[Records that describe figures]
>> begin

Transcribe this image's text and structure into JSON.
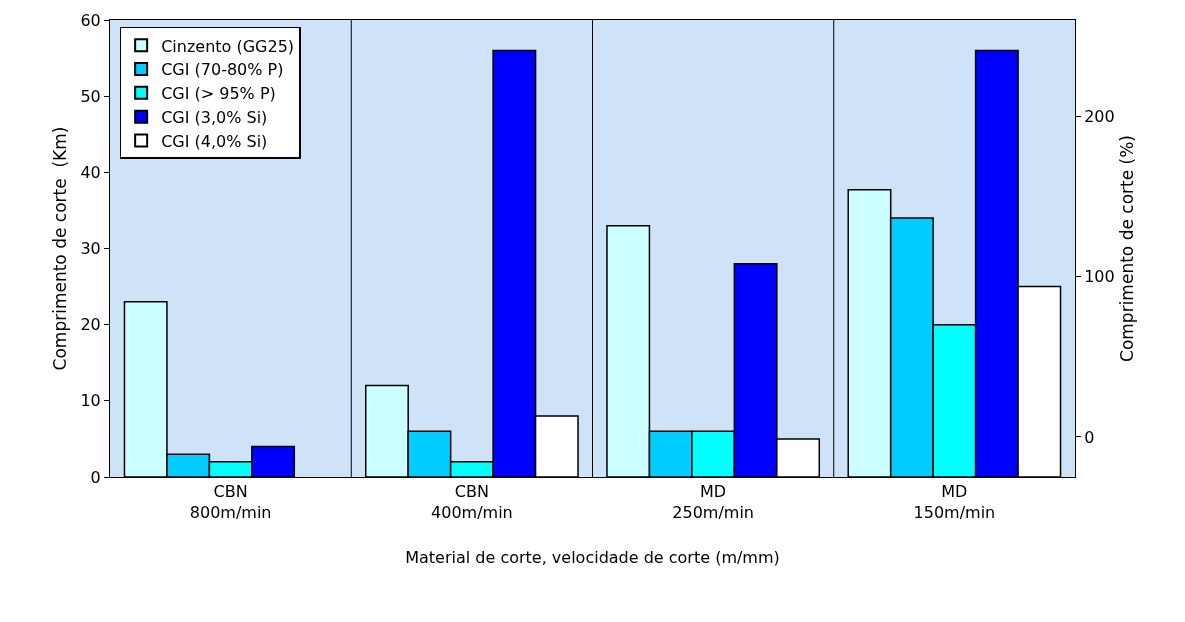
{
  "chart_data": {
    "type": "bar",
    "xlabel": "Material de corte, velocidade de corte (m/mm)",
    "ylabel": "Comprimento de corte  (Km)",
    "y2label": "Comprimento de corte (%)",
    "categories": [
      "CBN\n800m/min",
      "CBN\n400m/min",
      "MD\n250m/min",
      "MD\n150m/min"
    ],
    "series": [
      {
        "name": "Cinzento (GG25)",
        "color": "#ccffff",
        "values": [
          23,
          12,
          33,
          37.7
        ]
      },
      {
        "name": "CGI (70-80% P)",
        "color": "#00ccff",
        "values": [
          3,
          6,
          6,
          34
        ]
      },
      {
        "name": "CGI (> 95% P)",
        "color": "#00ffff",
        "values": [
          2,
          2,
          6,
          20
        ]
      },
      {
        "name": "CGI (3,0% Si)",
        "color": "#0000ff",
        "values": [
          4,
          56,
          28,
          56
        ]
      },
      {
        "name": "CGI (4,0% Si)",
        "color": "#ffffff",
        "values": [
          null,
          8,
          5,
          25
        ]
      }
    ],
    "ylim": [
      0,
      60
    ],
    "yticks": [
      0,
      10,
      20,
      30,
      40,
      50,
      60
    ],
    "y2lim": [
      -25,
      260
    ],
    "y2ticks": [
      0,
      100,
      200
    ],
    "grid": "x",
    "legend": "top left"
  }
}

>> end

§ PROBLEM
Your reply is one number: how many lines of the records above contain the word "corte".

§ RESPONSE TO THIS TASK
3